● **Given problem**
All of the lines below are to be transcribed faithfully, with pictures excluded from the copy.

━━━━━ Stored records

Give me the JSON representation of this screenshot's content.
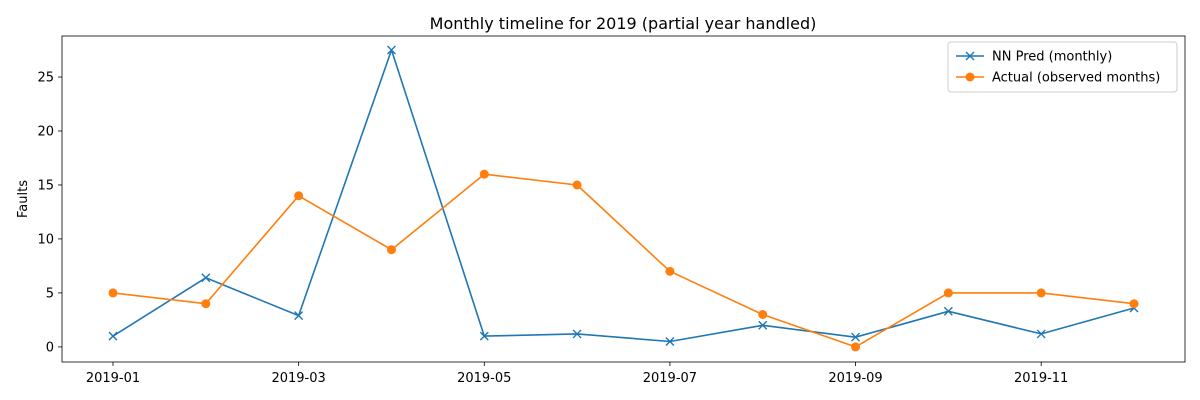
{
  "chart_data": {
    "type": "line",
    "title": "Monthly timeline for 2019 (partial year handled)",
    "xlabel": "",
    "ylabel": "Faults",
    "x": [
      "2019-01",
      "2019-02",
      "2019-03",
      "2019-04",
      "2019-05",
      "2019-06",
      "2019-07",
      "2019-08",
      "2019-09",
      "2019-10",
      "2019-11",
      "2019-12"
    ],
    "xticks": [
      "2019-01",
      "2019-03",
      "2019-05",
      "2019-07",
      "2019-09",
      "2019-11"
    ],
    "yticks": [
      0,
      5,
      10,
      15,
      20,
      25
    ],
    "ylim": [
      -1.4,
      28.8
    ],
    "grid": false,
    "legend_position": "top-right",
    "series": [
      {
        "name": "NN Pred (monthly)",
        "color": "#1f77b4",
        "marker": "x",
        "values": [
          1.0,
          6.4,
          2.9,
          27.5,
          1.0,
          1.2,
          0.5,
          2.0,
          0.9,
          3.3,
          1.2,
          3.6
        ]
      },
      {
        "name": "Actual (observed months)",
        "color": "#ff7f0e",
        "marker": "o",
        "values": [
          5,
          4,
          14,
          9,
          16,
          15,
          7,
          3,
          0,
          5,
          5,
          4
        ]
      }
    ]
  }
}
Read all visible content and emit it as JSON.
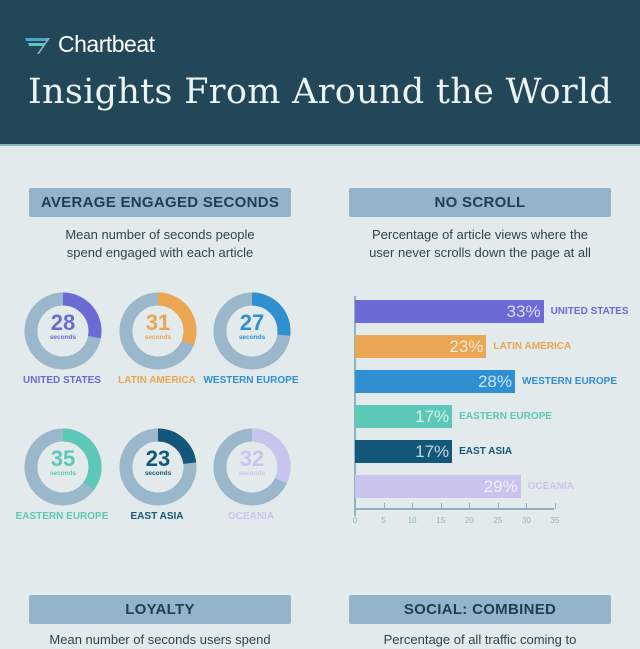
{
  "header": {
    "brand": "Chartbeat",
    "title": "Insights From Around the World"
  },
  "sections": {
    "engaged": {
      "heading": "AVERAGE ENGAGED SECONDS",
      "subtitle_line1": "Mean number of seconds people",
      "subtitle_line2": "spend engaged with each article",
      "unit": "seconds",
      "items": [
        {
          "region": "UNITED STATES",
          "value": "28",
          "color": "#6b6bd6"
        },
        {
          "region": "LATIN AMERICA",
          "value": "31",
          "color": "#eba653"
        },
        {
          "region": "WESTERN EUROPE",
          "value": "27",
          "color": "#2f8fd1"
        },
        {
          "region": "EASTERN EUROPE",
          "value": "35",
          "color": "#5cc8b8"
        },
        {
          "region": "EAST ASIA",
          "value": "23",
          "color": "#13577a"
        },
        {
          "region": "OCEANIA",
          "value": "32",
          "color": "#c7c5ee"
        }
      ]
    },
    "noscroll": {
      "heading": "NO SCROLL",
      "subtitle_line1": "Percentage of article views where the",
      "subtitle_line2": "user never scrolls down the page at all",
      "items": [
        {
          "region": "UNITED STATES",
          "value": "33%",
          "color": "#6b6bd6"
        },
        {
          "region": "LATIN AMERICA",
          "value": "23%",
          "color": "#eba653"
        },
        {
          "region": "WESTERN EUROPE",
          "value": "28%",
          "color": "#2f8fd1"
        },
        {
          "region": "EASTERN EUROPE",
          "value": "17%",
          "color": "#5cc8b8"
        },
        {
          "region": "EAST ASIA",
          "value": "17%",
          "color": "#13577a"
        },
        {
          "region": "OCEANIA",
          "value": "29%",
          "color": "#c7c5ee"
        }
      ],
      "ticks": [
        "0",
        "5",
        "10",
        "15",
        "20",
        "25",
        "30",
        "35"
      ]
    },
    "loyalty": {
      "heading": "LOYALTY",
      "subtitle_line1": "Mean number of seconds users spend"
    },
    "social": {
      "heading": "SOCIAL: COMBINED",
      "subtitle_line1": "Percentage of all traffic coming to"
    }
  },
  "chart_data": [
    {
      "type": "pie",
      "title": "AVERAGE ENGAGED SECONDS",
      "subtitle": "Mean number of seconds people spend engaged with each article",
      "categories": [
        "United States",
        "Latin America",
        "Western Europe",
        "Eastern Europe",
        "East Asia",
        "Oceania"
      ],
      "values": [
        28,
        31,
        27,
        35,
        23,
        32
      ],
      "unit": "seconds"
    },
    {
      "type": "bar",
      "title": "NO SCROLL",
      "subtitle": "Percentage of article views where the user never scrolls down the page at all",
      "orientation": "horizontal",
      "categories": [
        "United States",
        "Latin America",
        "Western Europe",
        "Eastern Europe",
        "East Asia",
        "Oceania"
      ],
      "values": [
        33,
        23,
        28,
        17,
        17,
        29
      ],
      "xlabel": "",
      "ylabel": "",
      "xlim": [
        0,
        35
      ],
      "xticks": [
        0,
        5,
        10,
        15,
        20,
        25,
        30,
        35
      ],
      "grid": false
    }
  ]
}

━━━━━━━━━━

● **Response to the task**
Give me the JSON representation of this screenshot's content.
{
  "chart_data": {
    "type": "line",
    "title": "Monthly timeline for 2019 (partial year handled)",
    "xlabel": "",
    "ylabel": "Faults",
    "x": [
      "2019-01",
      "2019-02",
      "2019-03",
      "2019-04",
      "2019-05",
      "2019-06",
      "2019-07",
      "2019-08",
      "2019-09",
      "2019-10",
      "2019-11",
      "2019-12"
    ],
    "xticks": [
      "2019-01",
      "2019-03",
      "2019-05",
      "2019-07",
      "2019-09",
      "2019-11"
    ],
    "yticks": [
      0,
      5,
      10,
      15,
      20,
      25
    ],
    "ylim": [
      -1.4,
      28.8
    ],
    "grid": false,
    "legend_position": "top-right",
    "series": [
      {
        "name": "NN Pred (monthly)",
        "color": "#1f77b4",
        "marker": "x",
        "values": [
          1.0,
          6.4,
          2.9,
          27.5,
          1.0,
          1.2,
          0.5,
          2.0,
          0.9,
          3.3,
          1.2,
          3.6
        ]
      },
      {
        "name": "Actual (observed months)",
        "color": "#ff7f0e",
        "marker": "o",
        "values": [
          5,
          4,
          14,
          9,
          16,
          15,
          7,
          3,
          0,
          5,
          5,
          4
        ]
      }
    ]
  }
}
Read all visible content and emit it as JSON.
{
  "header": {
    "brand": "Chartbeat",
    "title": "Insights From Around the World"
  },
  "sections": {
    "engaged": {
      "heading": "AVERAGE ENGAGED SECONDS",
      "subtitle_line1": "Mean number of seconds people",
      "subtitle_line2": "spend engaged with each article",
      "unit": "seconds",
      "items": [
        {
          "region": "UNITED STATES",
          "value": "28",
          "color": "#6b6bd6"
        },
        {
          "region": "LATIN AMERICA",
          "value": "31",
          "color": "#eba653"
        },
        {
          "region": "WESTERN EUROPE",
          "value": "27",
          "color": "#2f8fd1"
        },
        {
          "region": "EASTERN EUROPE",
          "value": "35",
          "color": "#5cc8b8"
        },
        {
          "region": "EAST ASIA",
          "value": "23",
          "color": "#13577a"
        },
        {
          "region": "OCEANIA",
          "value": "32",
          "color": "#c7c5ee"
        }
      ]
    },
    "noscroll": {
      "heading": "NO SCROLL",
      "subtitle_line1": "Percentage of article views where the",
      "subtitle_line2": "user never scrolls down the page at all",
      "items": [
        {
          "region": "UNITED STATES",
          "value": "33%",
          "color": "#6b6bd6"
        },
        {
          "region": "LATIN AMERICA",
          "value": "23%",
          "color": "#eba653"
        },
        {
          "region": "WESTERN EUROPE",
          "value": "28%",
          "color": "#2f8fd1"
        },
        {
          "region": "EASTERN EUROPE",
          "value": "17%",
          "color": "#5cc8b8"
        },
        {
          "region": "EAST ASIA",
          "value": "17%",
          "color": "#13577a"
        },
        {
          "region": "OCEANIA",
          "value": "29%",
          "color": "#c7c5ee"
        }
      ],
      "ticks": [
        "0",
        "5",
        "10",
        "15",
        "20",
        "25",
        "30",
        "35"
      ]
    },
    "loyalty": {
      "heading": "LOYALTY",
      "subtitle_line1": "Mean number of seconds users spend"
    },
    "social": {
      "heading": "SOCIAL: COMBINED",
      "subtitle_line1": "Percentage of all traffic coming to"
    }
  },
  "chart_data": [
    {
      "type": "pie",
      "title": "AVERAGE ENGAGED SECONDS",
      "subtitle": "Mean number of seconds people spend engaged with each article",
      "categories": [
        "United States",
        "Latin America",
        "Western Europe",
        "Eastern Europe",
        "East Asia",
        "Oceania"
      ],
      "values": [
        28,
        31,
        27,
        35,
        23,
        32
      ],
      "unit": "seconds"
    },
    {
      "type": "bar",
      "title": "NO SCROLL",
      "subtitle": "Percentage of article views where the user never scrolls down the page at all",
      "orientation": "horizontal",
      "categories": [
        "United States",
        "Latin America",
        "Western Europe",
        "Eastern Europe",
        "East Asia",
        "Oceania"
      ],
      "values": [
        33,
        23,
        28,
        17,
        17,
        29
      ],
      "xlabel": "",
      "ylabel": "",
      "xlim": [
        0,
        35
      ],
      "xticks": [
        0,
        5,
        10,
        15,
        20,
        25,
        30,
        35
      ],
      "grid": false
    }
  ]
}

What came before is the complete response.